• _EXERCISE TASK_
Pictures stay out of your copy, but everything else in the records below must be repeated exactly.

• _INFORMATION PROVIDED_

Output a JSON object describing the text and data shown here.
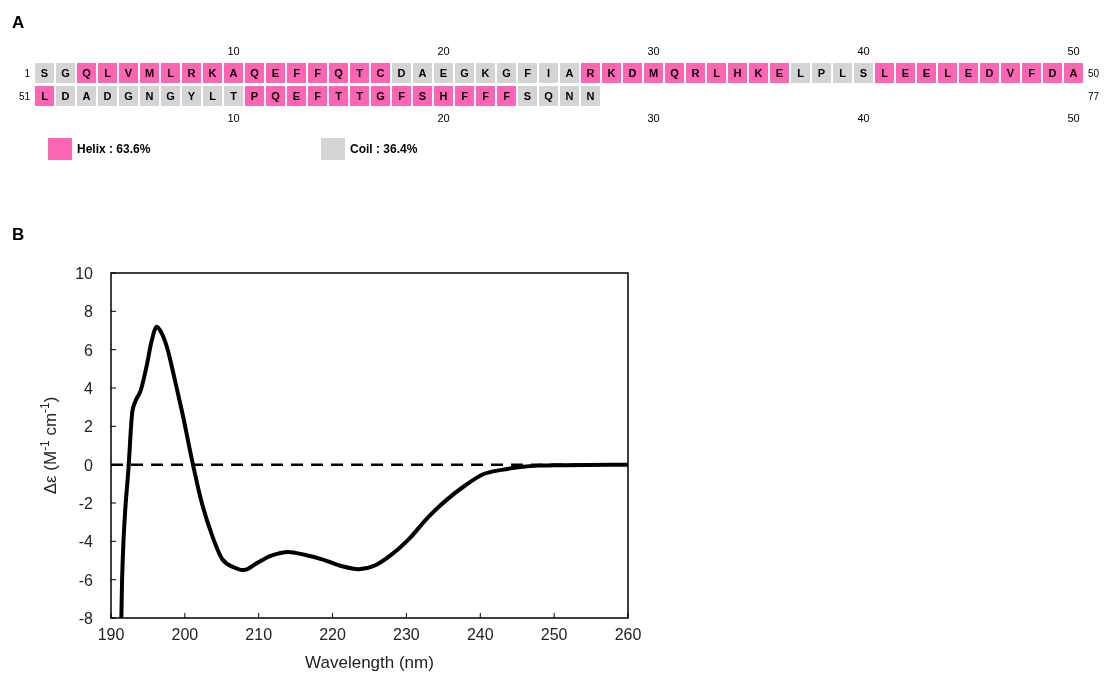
{
  "chart_data": [
    {
      "type": "heatmap",
      "title": "A",
      "categories": [
        null,
        null,
        null,
        null,
        null,
        null,
        null,
        null,
        null,
        "10",
        null,
        null,
        null,
        null,
        null,
        null,
        null,
        null,
        null,
        "20",
        null,
        null,
        null,
        null,
        null,
        null,
        null,
        null,
        null,
        "30",
        null,
        null,
        null,
        null,
        null,
        null,
        null,
        null,
        null,
        "40",
        null,
        null,
        null,
        null,
        null,
        null,
        null,
        null,
        null,
        "50"
      ],
      "y_categories": [
        "1",
        "51"
      ],
      "y2_categories": [
        "50",
        "77"
      ],
      "cells": [
        [
          "S",
          "G",
          "Q",
          "L",
          "V",
          "M",
          "L",
          "R",
          "K",
          "A",
          "Q",
          "E",
          "F",
          "F",
          "Q",
          "T",
          "C",
          "D",
          "A",
          "E",
          "G",
          "K",
          "G",
          "F",
          "I",
          "A",
          "R",
          "K",
          "D",
          "M",
          "Q",
          "R",
          "L",
          "H",
          "K",
          "E",
          "L",
          "P",
          "L",
          "S",
          "L",
          "E",
          "E",
          "L",
          "E",
          "D",
          "V",
          "F",
          "D",
          "A"
        ],
        [
          "L",
          "D",
          "A",
          "D",
          "G",
          "N",
          "G",
          "Y",
          "L",
          "T",
          "P",
          "Q",
          "E",
          "F",
          "T",
          "T",
          "G",
          "F",
          "S",
          "H",
          "F",
          "F",
          "F",
          "S",
          "Q",
          "N",
          "N",
          null,
          null,
          null,
          null,
          null,
          null,
          null,
          null,
          null,
          null,
          null,
          null,
          null,
          null,
          null,
          null,
          null,
          null,
          null,
          null,
          null,
          null,
          null
        ]
      ],
      "colors": [
        [
          "#d4d4d4",
          "#d4d4d4",
          "#fc64b4",
          "#fc64b4",
          "#fc64b4",
          "#fc64b4",
          "#fc64b4",
          "#fc64b4",
          "#fc64b4",
          "#fc64b4",
          "#fc64b4",
          "#fc64b4",
          "#fc64b4",
          "#fc64b4",
          "#fc64b4",
          "#fc64b4",
          "#fc64b4",
          "#d4d4d4",
          "#d4d4d4",
          "#d4d4d4",
          "#d4d4d4",
          "#d4d4d4",
          "#d4d4d4",
          "#d4d4d4",
          "#d4d4d4",
          "#d4d4d4",
          "#fc64b4",
          "#fc64b4",
          "#fc64b4",
          "#fc64b4",
          "#fc64b4",
          "#fc64b4",
          "#fc64b4",
          "#fc64b4",
          "#fc64b4",
          "#fc64b4",
          "#d4d4d4",
          "#d4d4d4",
          "#d4d4d4",
          "#d4d4d4",
          "#fc64b4",
          "#fc64b4",
          "#fc64b4",
          "#fc64b4",
          "#fc64b4",
          "#fc64b4",
          "#fc64b4",
          "#fc64b4",
          "#fc64b4",
          "#fc64b4"
        ],
        [
          "#fc64b4",
          "#d4d4d4",
          "#d4d4d4",
          "#d4d4d4",
          "#d4d4d4",
          "#d4d4d4",
          "#d4d4d4",
          "#d4d4d4",
          "#d4d4d4",
          "#d4d4d4",
          "#fc64b4",
          "#fc64b4",
          "#fc64b4",
          "#fc64b4",
          "#fc64b4",
          "#fc64b4",
          "#fc64b4",
          "#fc64b4",
          "#fc64b4",
          "#fc64b4",
          "#fc64b4",
          "#fc64b4",
          "#fc64b4",
          "#d4d4d4",
          "#d4d4d4",
          "#d4d4d4",
          "#d4d4d4",
          null,
          null,
          null,
          null,
          null,
          null,
          null,
          null,
          null,
          null,
          null,
          null,
          null,
          null,
          null,
          null,
          null,
          null,
          null,
          null,
          null,
          null,
          null
        ]
      ],
      "series": [
        {
          "name": "Helix : 63.6%",
          "color": "#fc64b4",
          "values": [
            null,
            null,
            null,
            null,
            null,
            null,
            null,
            null,
            null,
            null,
            null,
            null,
            null,
            null,
            null,
            null,
            null,
            null,
            null,
            null,
            null,
            null,
            null,
            null,
            null,
            null,
            null,
            null,
            null,
            null,
            null,
            null,
            null,
            null,
            null,
            null,
            null,
            null,
            null,
            null,
            null,
            null,
            null,
            null,
            null,
            null,
            null,
            null,
            null,
            null
          ]
        },
        {
          "name": "Coil : 36.4%",
          "color": "#d4d4d4",
          "values": [
            null,
            null,
            null,
            null,
            null,
            null,
            null,
            null,
            null,
            null,
            null,
            null,
            null,
            null,
            null,
            null,
            null,
            null,
            null,
            null,
            null,
            null,
            null,
            null,
            null,
            null,
            null,
            null,
            null,
            null,
            null,
            null,
            null,
            null,
            null,
            null,
            null,
            null,
            null,
            null,
            null,
            null,
            null,
            null,
            null,
            null,
            null,
            null,
            null,
            null
          ]
        }
      ],
      "legend": "bottom"
    },
    {
      "type": "line",
      "title": "B",
      "xlabel": "Wavelength (nm)",
      "ylabel": "Δε (M$^{-1}$ cm$^{-1}$)",
      "xlim": [
        190,
        260
      ],
      "xticks": [
        190,
        200,
        210,
        220,
        230,
        240,
        250,
        260
      ],
      "ylim": [
        -8,
        10
      ],
      "yticks": [
        -8,
        -6,
        -4,
        -2,
        0,
        2,
        4,
        6,
        8,
        10
      ],
      "ref_lines": [
        {
          "axis": "y",
          "value": 0,
          "line_style": "dashed",
          "color": "#000000"
        }
      ],
      "series": [
        {
          "color": "#000000",
          "x": [
            191.4,
            191.5,
            192.4,
            192.9,
            193.3,
            194.0,
            194.8,
            195.5,
            196.2,
            196.8,
            197.6,
            198.6,
            199.6,
            201.1,
            202.1,
            203.6,
            205.1,
            206.6,
            208.0,
            209.7,
            211.7,
            214.0,
            216.2,
            218.7,
            221.3,
            223.5,
            225.8,
            227.8,
            230.3,
            232.8,
            235.4,
            237.9,
            240.4,
            242.9,
            245.5,
            248.0,
            250.5,
            254.5,
            260
          ],
          "values": [
            -8,
            -6,
            0,
            2.8,
            3.3,
            3.85,
            5.1,
            6.45,
            7.2,
            6.9,
            6.1,
            4.5,
            2.8,
            0,
            -1.7,
            -3.6,
            -4.95,
            -5.35,
            -5.5,
            -5.15,
            -4.75,
            -4.55,
            -4.7,
            -4.95,
            -5.3,
            -5.45,
            -5.25,
            -4.75,
            -3.9,
            -2.8,
            -1.85,
            -1.1,
            -0.5,
            -0.27,
            -0.12,
            -0.05,
            -0.03,
            -0.02,
            0
          ]
        }
      ],
      "line_style": "solid",
      "marker": "none",
      "grid": false
    }
  ]
}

• _EXERCISE RESPONSE_
Output a JSON object describing the text and data shown here.
{
  "chart_data": [
    {
      "type": "heatmap",
      "title": "A",
      "categories": [
        null,
        null,
        null,
        null,
        null,
        null,
        null,
        null,
        null,
        "10",
        null,
        null,
        null,
        null,
        null,
        null,
        null,
        null,
        null,
        "20",
        null,
        null,
        null,
        null,
        null,
        null,
        null,
        null,
        null,
        "30",
        null,
        null,
        null,
        null,
        null,
        null,
        null,
        null,
        null,
        "40",
        null,
        null,
        null,
        null,
        null,
        null,
        null,
        null,
        null,
        "50"
      ],
      "y_categories": [
        "1",
        "51"
      ],
      "y2_categories": [
        "50",
        "77"
      ],
      "cells": [
        [
          "S",
          "G",
          "Q",
          "L",
          "V",
          "M",
          "L",
          "R",
          "K",
          "A",
          "Q",
          "E",
          "F",
          "F",
          "Q",
          "T",
          "C",
          "D",
          "A",
          "E",
          "G",
          "K",
          "G",
          "F",
          "I",
          "A",
          "R",
          "K",
          "D",
          "M",
          "Q",
          "R",
          "L",
          "H",
          "K",
          "E",
          "L",
          "P",
          "L",
          "S",
          "L",
          "E",
          "E",
          "L",
          "E",
          "D",
          "V",
          "F",
          "D",
          "A"
        ],
        [
          "L",
          "D",
          "A",
          "D",
          "G",
          "N",
          "G",
          "Y",
          "L",
          "T",
          "P",
          "Q",
          "E",
          "F",
          "T",
          "T",
          "G",
          "F",
          "S",
          "H",
          "F",
          "F",
          "F",
          "S",
          "Q",
          "N",
          "N",
          null,
          null,
          null,
          null,
          null,
          null,
          null,
          null,
          null,
          null,
          null,
          null,
          null,
          null,
          null,
          null,
          null,
          null,
          null,
          null,
          null,
          null,
          null
        ]
      ],
      "colors": [
        [
          "#d4d4d4",
          "#d4d4d4",
          "#fc64b4",
          "#fc64b4",
          "#fc64b4",
          "#fc64b4",
          "#fc64b4",
          "#fc64b4",
          "#fc64b4",
          "#fc64b4",
          "#fc64b4",
          "#fc64b4",
          "#fc64b4",
          "#fc64b4",
          "#fc64b4",
          "#fc64b4",
          "#fc64b4",
          "#d4d4d4",
          "#d4d4d4",
          "#d4d4d4",
          "#d4d4d4",
          "#d4d4d4",
          "#d4d4d4",
          "#d4d4d4",
          "#d4d4d4",
          "#d4d4d4",
          "#fc64b4",
          "#fc64b4",
          "#fc64b4",
          "#fc64b4",
          "#fc64b4",
          "#fc64b4",
          "#fc64b4",
          "#fc64b4",
          "#fc64b4",
          "#fc64b4",
          "#d4d4d4",
          "#d4d4d4",
          "#d4d4d4",
          "#d4d4d4",
          "#fc64b4",
          "#fc64b4",
          "#fc64b4",
          "#fc64b4",
          "#fc64b4",
          "#fc64b4",
          "#fc64b4",
          "#fc64b4",
          "#fc64b4",
          "#fc64b4"
        ],
        [
          "#fc64b4",
          "#d4d4d4",
          "#d4d4d4",
          "#d4d4d4",
          "#d4d4d4",
          "#d4d4d4",
          "#d4d4d4",
          "#d4d4d4",
          "#d4d4d4",
          "#d4d4d4",
          "#fc64b4",
          "#fc64b4",
          "#fc64b4",
          "#fc64b4",
          "#fc64b4",
          "#fc64b4",
          "#fc64b4",
          "#fc64b4",
          "#fc64b4",
          "#fc64b4",
          "#fc64b4",
          "#fc64b4",
          "#fc64b4",
          "#d4d4d4",
          "#d4d4d4",
          "#d4d4d4",
          "#d4d4d4",
          null,
          null,
          null,
          null,
          null,
          null,
          null,
          null,
          null,
          null,
          null,
          null,
          null,
          null,
          null,
          null,
          null,
          null,
          null,
          null,
          null,
          null,
          null
        ]
      ],
      "series": [
        {
          "name": "Helix : 63.6%",
          "color": "#fc64b4",
          "values": [
            null,
            null,
            null,
            null,
            null,
            null,
            null,
            null,
            null,
            null,
            null,
            null,
            null,
            null,
            null,
            null,
            null,
            null,
            null,
            null,
            null,
            null,
            null,
            null,
            null,
            null,
            null,
            null,
            null,
            null,
            null,
            null,
            null,
            null,
            null,
            null,
            null,
            null,
            null,
            null,
            null,
            null,
            null,
            null,
            null,
            null,
            null,
            null,
            null,
            null
          ]
        },
        {
          "name": "Coil : 36.4%",
          "color": "#d4d4d4",
          "values": [
            null,
            null,
            null,
            null,
            null,
            null,
            null,
            null,
            null,
            null,
            null,
            null,
            null,
            null,
            null,
            null,
            null,
            null,
            null,
            null,
            null,
            null,
            null,
            null,
            null,
            null,
            null,
            null,
            null,
            null,
            null,
            null,
            null,
            null,
            null,
            null,
            null,
            null,
            null,
            null,
            null,
            null,
            null,
            null,
            null,
            null,
            null,
            null,
            null,
            null
          ]
        }
      ],
      "legend": "bottom"
    },
    {
      "type": "line",
      "title": "B",
      "xlabel": "Wavelength (nm)",
      "ylabel": "Δε (M$^{-1}$ cm$^{-1}$)",
      "xlim": [
        190,
        260
      ],
      "xticks": [
        190,
        200,
        210,
        220,
        230,
        240,
        250,
        260
      ],
      "ylim": [
        -8,
        10
      ],
      "yticks": [
        -8,
        -6,
        -4,
        -2,
        0,
        2,
        4,
        6,
        8,
        10
      ],
      "ref_lines": [
        {
          "axis": "y",
          "value": 0,
          "line_style": "dashed",
          "color": "#000000"
        }
      ],
      "series": [
        {
          "color": "#000000",
          "x": [
            191.4,
            191.5,
            192.4,
            192.9,
            193.3,
            194.0,
            194.8,
            195.5,
            196.2,
            196.8,
            197.6,
            198.6,
            199.6,
            201.1,
            202.1,
            203.6,
            205.1,
            206.6,
            208.0,
            209.7,
            211.7,
            214.0,
            216.2,
            218.7,
            221.3,
            223.5,
            225.8,
            227.8,
            230.3,
            232.8,
            235.4,
            237.9,
            240.4,
            242.9,
            245.5,
            248.0,
            250.5,
            254.5,
            260
          ],
          "values": [
            -8,
            -6,
            0,
            2.8,
            3.3,
            3.85,
            5.1,
            6.45,
            7.2,
            6.9,
            6.1,
            4.5,
            2.8,
            0,
            -1.7,
            -3.6,
            -4.95,
            -5.35,
            -5.5,
            -5.15,
            -4.75,
            -4.55,
            -4.7,
            -4.95,
            -5.3,
            -5.45,
            -5.25,
            -4.75,
            -3.9,
            -2.8,
            -1.85,
            -1.1,
            -0.5,
            -0.27,
            -0.12,
            -0.05,
            -0.03,
            -0.02,
            0
          ]
        }
      ],
      "line_style": "solid",
      "marker": "none",
      "grid": false
    }
  ]
}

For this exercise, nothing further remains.